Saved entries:

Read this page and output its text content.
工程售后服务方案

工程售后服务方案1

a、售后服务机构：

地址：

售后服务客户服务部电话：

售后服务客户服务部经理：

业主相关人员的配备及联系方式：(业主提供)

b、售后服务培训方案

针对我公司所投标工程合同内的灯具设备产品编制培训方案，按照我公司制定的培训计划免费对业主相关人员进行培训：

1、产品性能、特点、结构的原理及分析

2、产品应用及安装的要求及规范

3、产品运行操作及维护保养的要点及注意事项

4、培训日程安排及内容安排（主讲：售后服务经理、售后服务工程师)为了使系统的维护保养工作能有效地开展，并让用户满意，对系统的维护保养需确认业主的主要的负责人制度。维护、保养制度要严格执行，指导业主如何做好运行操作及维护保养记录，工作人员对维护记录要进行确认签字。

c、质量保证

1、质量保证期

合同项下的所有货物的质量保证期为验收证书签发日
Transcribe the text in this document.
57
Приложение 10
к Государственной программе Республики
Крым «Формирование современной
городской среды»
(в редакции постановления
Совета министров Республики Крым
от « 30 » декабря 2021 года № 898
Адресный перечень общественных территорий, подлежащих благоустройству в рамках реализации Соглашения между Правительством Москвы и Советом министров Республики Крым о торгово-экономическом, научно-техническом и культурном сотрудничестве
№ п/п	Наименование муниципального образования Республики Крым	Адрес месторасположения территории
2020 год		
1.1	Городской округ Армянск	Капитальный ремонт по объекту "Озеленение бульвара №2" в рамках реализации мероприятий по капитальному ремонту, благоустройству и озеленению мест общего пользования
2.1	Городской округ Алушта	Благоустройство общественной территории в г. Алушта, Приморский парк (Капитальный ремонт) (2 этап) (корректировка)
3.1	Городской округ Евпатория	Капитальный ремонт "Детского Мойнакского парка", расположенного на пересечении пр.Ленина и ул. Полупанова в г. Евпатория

Work to be completed: Quote the listing in full, please, keeping every line exact.

Correct response:
Read this page and output its text content.
工程售后服务方案

工程售后服务方案1

a、售后服务机构：

地址：

售后服务客户服务部电话：

售后服务客户服务部经理：

业主相关人员的配备及联系方式：(业主提供)

b、售后服务培训方案

针对我公司所投标工程合同内的灯具设备产品编制培训方案，按照我公司制定的培训计划免费对业主相关人员进行培训：

1、产品性能、特点、结构的原理及分析

2、产品应用及安装的要求及规范

3、产品运行操作及维护保养的要点及注意事项

4、培训日程安排及内容安排（主讲：售后服务经理、售后服务工程师)为了使系统的维护保养工作能有效地开展，并让用户满意，对系统的维护保养需确认业主的主要的负责人制度。维护、保养制度要严格执行，指导业主如何做好运行操作及维护保养记录，工作人员对维护记录要进行确认签字。

c、质量保证

1、质量保证期

合同项下的所有货物的质量保证期为验收证书签发日
Transcribe the text in this document.
57
Приложение 10
к Государственной программе Республики
Крым «Формирование современной
городской среды»
(в редакции постановления
Совета министров Республики Крым
от « 30 » декабря 2021 года № 898
Адресный перечень общественных территорий, подлежащих благоустройству в рамках реализации Соглашения между Правительством Москвы и Советом министров Республики Крым о торгово-экономическом, научно-техническом и культурном сотрудничестве
№ п/п	Наименование муниципального образования Республики Крым	Адрес месторасположения территории
2020 год		
1.1	Городской округ Армянск	Капитальный ремонт по объекту "Озеленение бульвара №2" в рамках реализации мероприятий по капитальному ремонту, благоустройству и озеленению мест общего пользования
2.1	Городской округ Алушта	Благоустройство общественной территории в г. Алушта, Приморский парк (Капитальный ремонт) (2 этап) (корректировка)
3.1	Городской округ Евпатория	Капитальный ремонт "Детского Мойнакского парка", расположенного на пересечении пр.Ленина и ул. Полупанова в г. Евпатория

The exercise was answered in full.